Reproduce all entries verbatim, with nothing added or dropped.

========================

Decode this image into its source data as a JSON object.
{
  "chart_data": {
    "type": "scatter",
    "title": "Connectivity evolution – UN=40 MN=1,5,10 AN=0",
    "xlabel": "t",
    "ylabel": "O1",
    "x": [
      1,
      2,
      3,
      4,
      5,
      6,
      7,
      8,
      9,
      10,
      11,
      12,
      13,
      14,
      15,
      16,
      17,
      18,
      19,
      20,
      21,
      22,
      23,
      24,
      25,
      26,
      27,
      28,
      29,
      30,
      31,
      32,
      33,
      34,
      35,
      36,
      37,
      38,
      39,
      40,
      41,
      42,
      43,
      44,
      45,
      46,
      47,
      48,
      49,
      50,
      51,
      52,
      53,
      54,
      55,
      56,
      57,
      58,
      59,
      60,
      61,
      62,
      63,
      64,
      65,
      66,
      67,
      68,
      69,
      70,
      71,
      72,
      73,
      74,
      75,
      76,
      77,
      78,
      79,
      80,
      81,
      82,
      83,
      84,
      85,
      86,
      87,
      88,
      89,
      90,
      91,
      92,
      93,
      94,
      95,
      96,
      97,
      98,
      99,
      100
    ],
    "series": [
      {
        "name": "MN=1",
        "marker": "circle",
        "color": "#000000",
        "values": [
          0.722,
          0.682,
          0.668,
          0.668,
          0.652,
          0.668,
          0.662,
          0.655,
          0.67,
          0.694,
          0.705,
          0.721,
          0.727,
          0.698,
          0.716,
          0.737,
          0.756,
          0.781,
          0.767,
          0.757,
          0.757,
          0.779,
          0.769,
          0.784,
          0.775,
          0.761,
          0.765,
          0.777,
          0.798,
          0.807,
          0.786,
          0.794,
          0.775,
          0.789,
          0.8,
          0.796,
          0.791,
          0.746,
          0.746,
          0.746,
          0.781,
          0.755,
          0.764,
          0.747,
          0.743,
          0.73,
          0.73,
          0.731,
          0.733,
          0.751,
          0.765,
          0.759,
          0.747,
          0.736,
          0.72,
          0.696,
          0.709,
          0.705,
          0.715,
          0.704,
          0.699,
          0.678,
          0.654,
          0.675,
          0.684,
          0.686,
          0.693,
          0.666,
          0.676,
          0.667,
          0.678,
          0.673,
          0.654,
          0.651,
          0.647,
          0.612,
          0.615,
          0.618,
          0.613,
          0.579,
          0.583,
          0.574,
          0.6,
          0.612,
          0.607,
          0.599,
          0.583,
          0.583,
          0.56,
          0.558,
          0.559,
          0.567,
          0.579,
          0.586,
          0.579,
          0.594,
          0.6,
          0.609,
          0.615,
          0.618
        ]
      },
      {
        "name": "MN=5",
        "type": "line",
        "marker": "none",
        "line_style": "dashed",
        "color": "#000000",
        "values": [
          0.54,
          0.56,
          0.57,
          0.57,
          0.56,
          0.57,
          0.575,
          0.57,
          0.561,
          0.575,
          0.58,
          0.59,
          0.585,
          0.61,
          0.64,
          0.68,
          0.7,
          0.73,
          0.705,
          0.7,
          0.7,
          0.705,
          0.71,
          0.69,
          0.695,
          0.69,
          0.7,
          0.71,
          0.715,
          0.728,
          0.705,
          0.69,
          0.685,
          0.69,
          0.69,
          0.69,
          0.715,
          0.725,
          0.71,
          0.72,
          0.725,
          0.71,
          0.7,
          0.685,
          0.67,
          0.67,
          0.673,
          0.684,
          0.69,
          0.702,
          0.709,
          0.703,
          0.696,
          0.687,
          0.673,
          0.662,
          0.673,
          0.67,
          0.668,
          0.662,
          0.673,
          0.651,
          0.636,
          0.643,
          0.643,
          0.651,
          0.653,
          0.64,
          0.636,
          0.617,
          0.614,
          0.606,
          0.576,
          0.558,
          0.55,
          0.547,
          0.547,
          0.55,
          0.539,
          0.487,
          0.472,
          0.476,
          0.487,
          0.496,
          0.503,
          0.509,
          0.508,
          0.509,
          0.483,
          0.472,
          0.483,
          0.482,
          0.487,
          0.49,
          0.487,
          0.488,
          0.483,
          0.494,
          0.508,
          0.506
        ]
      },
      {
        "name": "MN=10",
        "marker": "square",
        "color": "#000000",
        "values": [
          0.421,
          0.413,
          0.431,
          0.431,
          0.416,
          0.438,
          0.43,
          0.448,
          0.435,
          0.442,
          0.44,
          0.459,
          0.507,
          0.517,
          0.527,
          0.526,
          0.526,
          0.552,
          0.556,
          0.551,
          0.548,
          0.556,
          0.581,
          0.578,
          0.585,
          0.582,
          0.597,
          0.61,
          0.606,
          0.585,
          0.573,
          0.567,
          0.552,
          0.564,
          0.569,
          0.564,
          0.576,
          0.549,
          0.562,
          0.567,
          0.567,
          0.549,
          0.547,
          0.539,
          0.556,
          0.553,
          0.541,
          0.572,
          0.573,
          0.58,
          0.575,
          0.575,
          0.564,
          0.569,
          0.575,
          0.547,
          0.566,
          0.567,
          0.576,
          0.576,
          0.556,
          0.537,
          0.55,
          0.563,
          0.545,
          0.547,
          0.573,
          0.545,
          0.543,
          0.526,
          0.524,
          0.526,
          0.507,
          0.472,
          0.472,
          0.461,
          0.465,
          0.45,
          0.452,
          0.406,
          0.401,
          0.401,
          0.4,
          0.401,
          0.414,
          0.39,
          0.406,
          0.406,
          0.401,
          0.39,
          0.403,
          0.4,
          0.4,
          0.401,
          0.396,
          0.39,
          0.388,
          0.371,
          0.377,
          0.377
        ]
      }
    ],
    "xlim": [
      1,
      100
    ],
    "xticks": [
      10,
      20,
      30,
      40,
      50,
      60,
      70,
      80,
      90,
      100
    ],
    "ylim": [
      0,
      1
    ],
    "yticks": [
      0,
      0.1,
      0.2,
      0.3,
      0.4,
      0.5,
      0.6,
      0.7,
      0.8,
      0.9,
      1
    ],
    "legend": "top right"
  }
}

========================

▶ _THE REPLY_
Decode this image into its source data as a JSON object.
{
  "chart_data": {
    "type": "scatter",
    "title": "Connectivity evolution – UN=40 MN=1,5,10 AN=0",
    "xlabel": "t",
    "ylabel": "O1",
    "x": [
      1,
      2,
      3,
      4,
      5,
      6,
      7,
      8,
      9,
      10,
      11,
      12,
      13,
      14,
      15,
      16,
      17,
      18,
      19,
      20,
      21,
      22,
      23,
      24,
      25,
      26,
      27,
      28,
      29,
      30,
      31,
      32,
      33,
      34,
      35,
      36,
      37,
      38,
      39,
      40,
      41,
      42,
      43,
      44,
      45,
      46,
      47,
      48,
      49,
      50,
      51,
      52,
      53,
      54,
      55,
      56,
      57,
      58,
      59,
      60,
      61,
      62,
      63,
      64,
      65,
      66,
      67,
      68,
      69,
      70,
      71,
      72,
      73,
      74,
      75,
      76,
      77,
      78,
      79,
      80,
      81,
      82,
      83,
      84,
      85,
      86,
      87,
      88,
      89,
      90,
      91,
      92,
      93,
      94,
      95,
      96,
      97,
      98,
      99,
      100
    ],
    "series": [
      {
        "name": "MN=1",
        "marker": "circle",
        "color": "#000000",
        "values": [
          0.722,
          0.682,
          0.668,
          0.668,
          0.652,
          0.668,
          0.662,
          0.655,
          0.67,
          0.694,
          0.705,
          0.721,
          0.727,
          0.698,
          0.716,
          0.737,
          0.756,
          0.781,
          0.767,
          0.757,
          0.757,
          0.779,
          0.769,
          0.784,
          0.775,
          0.761,
          0.765,
          0.777,
          0.798,
          0.807,
          0.786,
          0.794,
          0.775,
          0.789,
          0.8,
          0.796,
          0.791,
          0.746,
          0.746,
          0.746,
          0.781,
          0.755,
          0.764,
          0.747,
          0.743,
          0.73,
          0.73,
          0.731,
          0.733,
          0.751,
          0.765,
          0.759,
          0.747,
          0.736,
          0.72,
          0.696,
          0.709,
          0.705,
          0.715,
          0.704,
          0.699,
          0.678,
          0.654,
          0.675,
          0.684,
          0.686,
          0.693,
          0.666,
          0.676,
          0.667,
          0.678,
          0.673,
          0.654,
          0.651,
          0.647,
          0.612,
          0.615,
          0.618,
          0.613,
          0.579,
          0.583,
          0.574,
          0.6,
          0.612,
          0.607,
          0.599,
          0.583,
          0.583,
          0.56,
          0.558,
          0.559,
          0.567,
          0.579,
          0.586,
          0.579,
          0.594,
          0.6,
          0.609,
          0.615,
          0.618
        ]
      },
      {
        "name": "MN=5",
        "type": "line",
        "marker": "none",
        "line_style": "dashed",
        "color": "#000000",
        "values": [
          0.54,
          0.56,
          0.57,
          0.57,
          0.56,
          0.57,
          0.575,
          0.57,
          0.561,
          0.575,
          0.58,
          0.59,
          0.585,
          0.61,
          0.64,
          0.68,
          0.7,
          0.73,
          0.705,
          0.7,
          0.7,
          0.705,
          0.71,
          0.69,
          0.695,
          0.69,
          0.7,
          0.71,
          0.715,
          0.728,
          0.705,
          0.69,
          0.685,
          0.69,
          0.69,
          0.69,
          0.715,
          0.725,
          0.71,
          0.72,
          0.725,
          0.71,
          0.7,
          0.685,
          0.67,
          0.67,
          0.673,
          0.684,
          0.69,
          0.702,
          0.709,
          0.703,
          0.696,
          0.687,
          0.673,
          0.662,
          0.673,
          0.67,
          0.668,
          0.662,
          0.673,
          0.651,
          0.636,
          0.643,
          0.643,
          0.651,
          0.653,
          0.64,
          0.636,
          0.617,
          0.614,
          0.606,
          0.576,
          0.558,
          0.55,
          0.547,
          0.547,
          0.55,
          0.539,
          0.487,
          0.472,
          0.476,
          0.487,
          0.496,
          0.503,
          0.509,
          0.508,
          0.509,
          0.483,
          0.472,
          0.483,
          0.482,
          0.487,
          0.49,
          0.487,
          0.488,
          0.483,
          0.494,
          0.508,
          0.506
        ]
      },
      {
        "name": "MN=10",
        "marker": "square",
        "color": "#000000",
        "values": [
          0.421,
          0.413,
          0.431,
          0.431,
          0.416,
          0.438,
          0.43,
          0.448,
          0.435,
          0.442,
          0.44,
          0.459,
          0.507,
          0.517,
          0.527,
          0.526,
          0.526,
          0.552,
          0.556,
          0.551,
          0.548,
          0.556,
          0.581,
          0.578,
          0.585,
          0.582,
          0.597,
          0.61,
          0.606,
          0.585,
          0.573,
          0.567,
          0.552,
          0.564,
          0.569,
          0.564,
          0.576,
          0.549,
          0.562,
          0.567,
          0.567,
          0.549,
          0.547,
          0.539,
          0.556,
          0.553,
          0.541,
          0.572,
          0.573,
          0.58,
          0.575,
          0.575,
          0.564,
          0.569,
          0.575,
          0.547,
          0.566,
          0.567,
          0.576,
          0.576,
          0.556,
          0.537,
          0.55,
          0.563,
          0.545,
          0.547,
          0.573,
          0.545,
          0.543,
          0.526,
          0.524,
          0.526,
          0.507,
          0.472,
          0.472,
          0.461,
          0.465,
          0.45,
          0.452,
          0.406,
          0.401,
          0.401,
          0.4,
          0.401,
          0.414,
          0.39,
          0.406,
          0.406,
          0.401,
          0.39,
          0.403,
          0.4,
          0.4,
          0.401,
          0.396,
          0.39,
          0.388,
          0.371,
          0.377,
          0.377
        ]
      }
    ],
    "xlim": [
      1,
      100
    ],
    "xticks": [
      10,
      20,
      30,
      40,
      50,
      60,
      70,
      80,
      90,
      100
    ],
    "ylim": [
      0,
      1
    ],
    "yticks": [
      0,
      0.1,
      0.2,
      0.3,
      0.4,
      0.5,
      0.6,
      0.7,
      0.8,
      0.9,
      1
    ],
    "legend": "top right"
  }
}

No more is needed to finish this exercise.